# Instructions for the task:
Without including any images, reproduce each entry exactly.

Records that describe figures:
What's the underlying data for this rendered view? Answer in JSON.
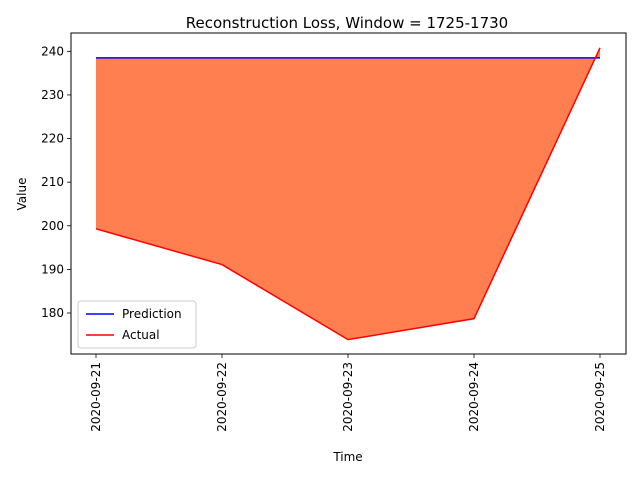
{
  "chart_data": {
    "type": "line",
    "title": "Reconstruction Loss, Window = 1725-1730",
    "xlabel": "Time",
    "ylabel": "Value",
    "x": [
      "2020-09-21",
      "2020-09-22",
      "2020-09-23",
      "2020-09-24",
      "2020-09-25"
    ],
    "series": [
      {
        "name": "Prediction",
        "color": "#0000ff",
        "values": [
          238.5,
          238.5,
          238.5,
          238.5,
          238.5
        ]
      },
      {
        "name": "Actual",
        "color": "#ff0000",
        "values": [
          199.3,
          191.1,
          173.9,
          178.7,
          240.8
        ]
      }
    ],
    "fill_between": {
      "color": "#ff7f50",
      "series": [
        "Prediction",
        "Actual"
      ]
    },
    "ylim": [
      170.6,
      244.2
    ],
    "yticks": [
      180,
      190,
      200,
      210,
      220,
      230,
      240
    ],
    "grid": false,
    "legend_position": "lower-left"
  }
}
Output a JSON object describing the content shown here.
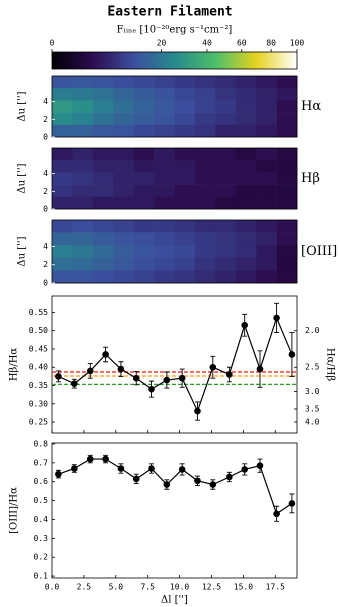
{
  "title": "Eastern Filament",
  "chart_data": [
    {
      "type": "colorbar",
      "label": "Fₗᵢₙₑ [10⁻²⁰erg s⁻¹cm⁻²]",
      "clim": [
        0,
        100
      ],
      "scale": "sqrt",
      "ticks": [
        0,
        20,
        40,
        60,
        80,
        100
      ],
      "colormap": [
        "#000004",
        "#2c0b4e",
        "#3b4f9e",
        "#26898d",
        "#4cbf6a",
        "#e6d21f",
        "#ffffff"
      ]
    },
    {
      "type": "image",
      "label": "Hα",
      "ylabel": "Δu ['']",
      "xlim": [
        0,
        19.2
      ],
      "ylim": [
        0,
        6.9
      ],
      "yticks": [
        0,
        2,
        4
      ],
      "grid": [
        [
          12,
          13,
          12,
          11,
          10,
          9,
          8,
          7,
          6,
          5,
          4,
          3
        ],
        [
          22,
          21,
          19,
          16,
          14,
          12,
          10,
          9,
          7,
          6,
          5,
          4
        ],
        [
          30,
          27,
          22,
          18,
          15,
          13,
          11,
          9,
          8,
          6,
          5,
          3
        ],
        [
          26,
          23,
          19,
          16,
          14,
          12,
          10,
          8,
          7,
          6,
          5,
          3
        ],
        [
          15,
          15,
          13,
          12,
          10,
          9,
          8,
          7,
          5,
          5,
          4,
          3
        ]
      ]
    },
    {
      "type": "image",
      "label": "Hβ",
      "ylabel": "Δu ['']",
      "xlim": [
        0,
        19.2
      ],
      "ylim": [
        0,
        6.9
      ],
      "yticks": [
        0,
        2,
        4
      ],
      "grid": [
        [
          4,
          5,
          4,
          4,
          3,
          4,
          3,
          3,
          3,
          2,
          3,
          2
        ],
        [
          6,
          6,
          5,
          5,
          4,
          4,
          4,
          3,
          3,
          3,
          2,
          2
        ],
        [
          8,
          7,
          6,
          5,
          5,
          4,
          4,
          3,
          3,
          3,
          3,
          2
        ],
        [
          7,
          6,
          6,
          5,
          4,
          4,
          3,
          3,
          3,
          2,
          2,
          2
        ],
        [
          5,
          5,
          4,
          4,
          4,
          3,
          3,
          3,
          2,
          2,
          2,
          2
        ]
      ]
    },
    {
      "type": "image",
      "label": "[OIII]",
      "ylabel": "Δu ['']",
      "xlim": [
        0,
        19.2
      ],
      "ylim": [
        0,
        6.9
      ],
      "yticks": [
        0,
        2,
        4
      ],
      "grid": [
        [
          10,
          11,
          10,
          9,
          8,
          8,
          7,
          6,
          6,
          5,
          4,
          3
        ],
        [
          16,
          16,
          14,
          12,
          11,
          10,
          9,
          8,
          7,
          6,
          5,
          3
        ],
        [
          22,
          20,
          17,
          14,
          12,
          11,
          10,
          8,
          7,
          6,
          4,
          2
        ],
        [
          18,
          17,
          15,
          13,
          11,
          10,
          9,
          7,
          6,
          5,
          4,
          2
        ],
        [
          12,
          12,
          11,
          10,
          9,
          8,
          7,
          6,
          5,
          4,
          3,
          2
        ]
      ]
    },
    {
      "type": "errorbar-line",
      "ylabel": "Hβ/Hα",
      "y2label": "Hα/Hβ",
      "color": "#000000",
      "x": [
        0.5,
        1.75,
        3.0,
        4.2,
        5.4,
        6.6,
        7.8,
        9.0,
        10.2,
        11.4,
        12.6,
        13.9,
        15.1,
        16.3,
        17.6,
        18.8
      ],
      "values": [
        0.375,
        0.355,
        0.39,
        0.435,
        0.395,
        0.37,
        0.34,
        0.365,
        0.37,
        0.28,
        0.4,
        0.38,
        0.515,
        0.395,
        0.535,
        0.435
      ],
      "errors": [
        0.015,
        0.012,
        0.02,
        0.02,
        0.02,
        0.018,
        0.022,
        0.022,
        0.025,
        0.025,
        0.03,
        0.02,
        0.03,
        0.05,
        0.04,
        0.06
      ],
      "xlim": [
        0,
        19.2
      ],
      "xticks": [
        {
          "value": 0,
          "label": "0.0"
        },
        2.5,
        {
          "value": 5,
          "label": "5.0"
        },
        7.5,
        {
          "value": 10,
          "label": "10.0"
        },
        12.5,
        {
          "value": 15,
          "label": "15.0"
        },
        17.5
      ],
      "show_xticklabels": false,
      "ylim": [
        0.22,
        0.595
      ],
      "yticks": [
        0.25,
        {
          "value": 0.3,
          "label": "0.30"
        },
        0.35,
        {
          "value": 0.4,
          "label": "0.40"
        },
        0.45,
        {
          "value": 0.5,
          "label": "0.50"
        },
        0.55
      ],
      "y2scale": "reciprocal",
      "y2ticks": [
        {
          "value": 2,
          "label": "2.0"
        },
        2.5,
        {
          "value": 3,
          "label": "3.0"
        },
        3.5,
        {
          "value": 4,
          "label": "4.0"
        }
      ],
      "reference_lines": [
        {
          "value": 0.387,
          "color": "#e41a1c"
        },
        {
          "value": 0.376,
          "color": "#ff9f1a"
        },
        {
          "value": 0.353,
          "color": "#2ca02c"
        }
      ]
    },
    {
      "type": "errorbar-line",
      "ylabel": "[OIII]/Hα",
      "xlabel": "Δl ['']",
      "color": "#000000",
      "x": [
        0.5,
        1.75,
        3.0,
        4.2,
        5.4,
        6.6,
        7.8,
        9.0,
        10.2,
        11.4,
        12.6,
        13.9,
        15.1,
        16.3,
        17.6,
        18.8
      ],
      "values": [
        0.64,
        0.67,
        0.72,
        0.72,
        0.67,
        0.615,
        0.67,
        0.585,
        0.665,
        0.605,
        0.585,
        0.625,
        0.665,
        0.685,
        0.43,
        0.485
      ],
      "errors": [
        0.02,
        0.02,
        0.02,
        0.02,
        0.025,
        0.025,
        0.025,
        0.025,
        0.03,
        0.025,
        0.025,
        0.025,
        0.03,
        0.035,
        0.04,
        0.05
      ],
      "xlim": [
        0,
        19.2
      ],
      "xticks": [
        {
          "value": 0,
          "label": "0.0"
        },
        2.5,
        {
          "value": 5,
          "label": "5.0"
        },
        7.5,
        {
          "value": 10,
          "label": "10.0"
        },
        12.5,
        {
          "value": 15,
          "label": "15.0"
        },
        17.5
      ],
      "show_xticklabels": true,
      "ylim": [
        0.09,
        0.805
      ],
      "yticks": [
        0.1,
        0.2,
        0.3,
        0.4,
        0.5,
        0.6,
        0.7,
        0.8
      ]
    }
  ]
}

# Worked answer:
What's the underlying data for this rendered view? Answer in JSON.
{
  "chart_data": {
    "type": "line",
    "title": "Reconstruction Loss, Window = 1725-1730",
    "xlabel": "Time",
    "ylabel": "Value",
    "x": [
      "2020-09-21",
      "2020-09-22",
      "2020-09-23",
      "2020-09-24",
      "2020-09-25"
    ],
    "series": [
      {
        "name": "Prediction",
        "color": "#0000ff",
        "values": [
          238.5,
          238.5,
          238.5,
          238.5,
          238.5
        ]
      },
      {
        "name": "Actual",
        "color": "#ff0000",
        "values": [
          199.3,
          191.1,
          173.9,
          178.7,
          240.8
        ]
      }
    ],
    "fill_between": {
      "color": "#ff7f50",
      "series": [
        "Prediction",
        "Actual"
      ]
    },
    "ylim": [
      170.6,
      244.2
    ],
    "yticks": [
      180,
      190,
      200,
      210,
      220,
      230,
      240
    ],
    "grid": false,
    "legend_position": "lower-left"
  }
}
Output a JSON object describing the content shown here.
{
  "title": "Eastern Filament",
  "chart_data": [
    {
      "type": "colorbar",
      "label": "Fₗᵢₙₑ [10⁻²⁰erg s⁻¹cm⁻²]",
      "clim": [
        0,
        100
      ],
      "scale": "sqrt",
      "ticks": [
        0,
        20,
        40,
        60,
        80,
        100
      ],
      "colormap": [
        "#000004",
        "#2c0b4e",
        "#3b4f9e",
        "#26898d",
        "#4cbf6a",
        "#e6d21f",
        "#ffffff"
      ]
    },
    {
      "type": "image",
      "label": "Hα",
      "ylabel": "Δu ['']",
      "xlim": [
        0,
        19.2
      ],
      "ylim": [
        0,
        6.9
      ],
      "yticks": [
        0,
        2,
        4
      ],
      "grid": [
        [
          12,
          13,
          12,
          11,
          10,
          9,
          8,
          7,
          6,
          5,
          4,
          3
        ],
        [
          22,
          21,
          19,
          16,
          14,
          12,
          10,
          9,
          7,
          6,
          5,
          4
        ],
        [
          30,
          27,
          22,
          18,
          15,
          13,
          11,
          9,
          8,
          6,
          5,
          3
        ],
        [
          26,
          23,
          19,
          16,
          14,
          12,
          10,
          8,
          7,
          6,
          5,
          3
        ],
        [
          15,
          15,
          13,
          12,
          10,
          9,
          8,
          7,
          5,
          5,
          4,
          3
        ]
      ]
    },
    {
      "type": "image",
      "label": "Hβ",
      "ylabel": "Δu ['']",
      "xlim": [
        0,
        19.2
      ],
      "ylim": [
        0,
        6.9
      ],
      "yticks": [
        0,
        2,
        4
      ],
      "grid": [
        [
          4,
          5,
          4,
          4,
          3,
          4,
          3,
          3,
          3,
          2,
          3,
          2
        ],
        [
          6,
          6,
          5,
          5,
          4,
          4,
          4,
          3,
          3,
          3,
          2,
          2
        ],
        [
          8,
          7,
          6,
          5,
          5,
          4,
          4,
          3,
          3,
          3,
          3,
          2
        ],
        [
          7,
          6,
          6,
          5,
          4,
          4,
          3,
          3,
          3,
          2,
          2,
          2
        ],
        [
          5,
          5,
          4,
          4,
          4,
          3,
          3,
          3,
          2,
          2,
          2,
          2
        ]
      ]
    },
    {
      "type": "image",
      "label": "[OIII]",
      "ylabel": "Δu ['']",
      "xlim": [
        0,
        19.2
      ],
      "ylim": [
        0,
        6.9
      ],
      "yticks": [
        0,
        2,
        4
      ],
      "grid": [
        [
          10,
          11,
          10,
          9,
          8,
          8,
          7,
          6,
          6,
          5,
          4,
          3
        ],
        [
          16,
          16,
          14,
          12,
          11,
          10,
          9,
          8,
          7,
          6,
          5,
          3
        ],
        [
          22,
          20,
          17,
          14,
          12,
          11,
          10,
          8,
          7,
          6,
          4,
          2
        ],
        [
          18,
          17,
          15,
          13,
          11,
          10,
          9,
          7,
          6,
          5,
          4,
          2
        ],
        [
          12,
          12,
          11,
          10,
          9,
          8,
          7,
          6,
          5,
          4,
          3,
          2
        ]
      ]
    },
    {
      "type": "errorbar-line",
      "ylabel": "Hβ/Hα",
      "y2label": "Hα/Hβ",
      "color": "#000000",
      "x": [
        0.5,
        1.75,
        3.0,
        4.2,
        5.4,
        6.6,
        7.8,
        9.0,
        10.2,
        11.4,
        12.6,
        13.9,
        15.1,
        16.3,
        17.6,
        18.8
      ],
      "values": [
        0.375,
        0.355,
        0.39,
        0.435,
        0.395,
        0.37,
        0.34,
        0.365,
        0.37,
        0.28,
        0.4,
        0.38,
        0.515,
        0.395,
        0.535,
        0.435
      ],
      "errors": [
        0.015,
        0.012,
        0.02,
        0.02,
        0.02,
        0.018,
        0.022,
        0.022,
        0.025,
        0.025,
        0.03,
        0.02,
        0.03,
        0.05,
        0.04,
        0.06
      ],
      "xlim": [
        0,
        19.2
      ],
      "xticks": [
        {
          "value": 0,
          "label": "0.0"
        },
        2.5,
        {
          "value": 5,
          "label": "5.0"
        },
        7.5,
        {
          "value": 10,
          "label": "10.0"
        },
        12.5,
        {
          "value": 15,
          "label": "15.0"
        },
        17.5
      ],
      "show_xticklabels": false,
      "ylim": [
        0.22,
        0.595
      ],
      "yticks": [
        0.25,
        {
          "value": 0.3,
          "label": "0.30"
        },
        0.35,
        {
          "value": 0.4,
          "label": "0.40"
        },
        0.45,
        {
          "value": 0.5,
          "label": "0.50"
        },
        0.55
      ],
      "y2scale": "reciprocal",
      "y2ticks": [
        {
          "value": 2,
          "label": "2.0"
        },
        2.5,
        {
          "value": 3,
          "label": "3.0"
        },
        3.5,
        {
          "value": 4,
          "label": "4.0"
        }
      ],
      "reference_lines": [
        {
          "value": 0.387,
          "color": "#e41a1c"
        },
        {
          "value": 0.376,
          "color": "#ff9f1a"
        },
        {
          "value": 0.353,
          "color": "#2ca02c"
        }
      ]
    },
    {
      "type": "errorbar-line",
      "ylabel": "[OIII]/Hα",
      "xlabel": "Δl ['']",
      "color": "#000000",
      "x": [
        0.5,
        1.75,
        3.0,
        4.2,
        5.4,
        6.6,
        7.8,
        9.0,
        10.2,
        11.4,
        12.6,
        13.9,
        15.1,
        16.3,
        17.6,
        18.8
      ],
      "values": [
        0.64,
        0.67,
        0.72,
        0.72,
        0.67,
        0.615,
        0.67,
        0.585,
        0.665,
        0.605,
        0.585,
        0.625,
        0.665,
        0.685,
        0.43,
        0.485
      ],
      "errors": [
        0.02,
        0.02,
        0.02,
        0.02,
        0.025,
        0.025,
        0.025,
        0.025,
        0.03,
        0.025,
        0.025,
        0.025,
        0.03,
        0.035,
        0.04,
        0.05
      ],
      "xlim": [
        0,
        19.2
      ],
      "xticks": [
        {
          "value": 0,
          "label": "0.0"
        },
        2.5,
        {
          "value": 5,
          "label": "5.0"
        },
        7.5,
        {
          "value": 10,
          "label": "10.0"
        },
        12.5,
        {
          "value": 15,
          "label": "15.0"
        },
        17.5
      ],
      "show_xticklabels": true,
      "ylim": [
        0.09,
        0.805
      ],
      "yticks": [
        0.1,
        0.2,
        0.3,
        0.4,
        0.5,
        0.6,
        0.7,
        0.8
      ]
    }
  ]
}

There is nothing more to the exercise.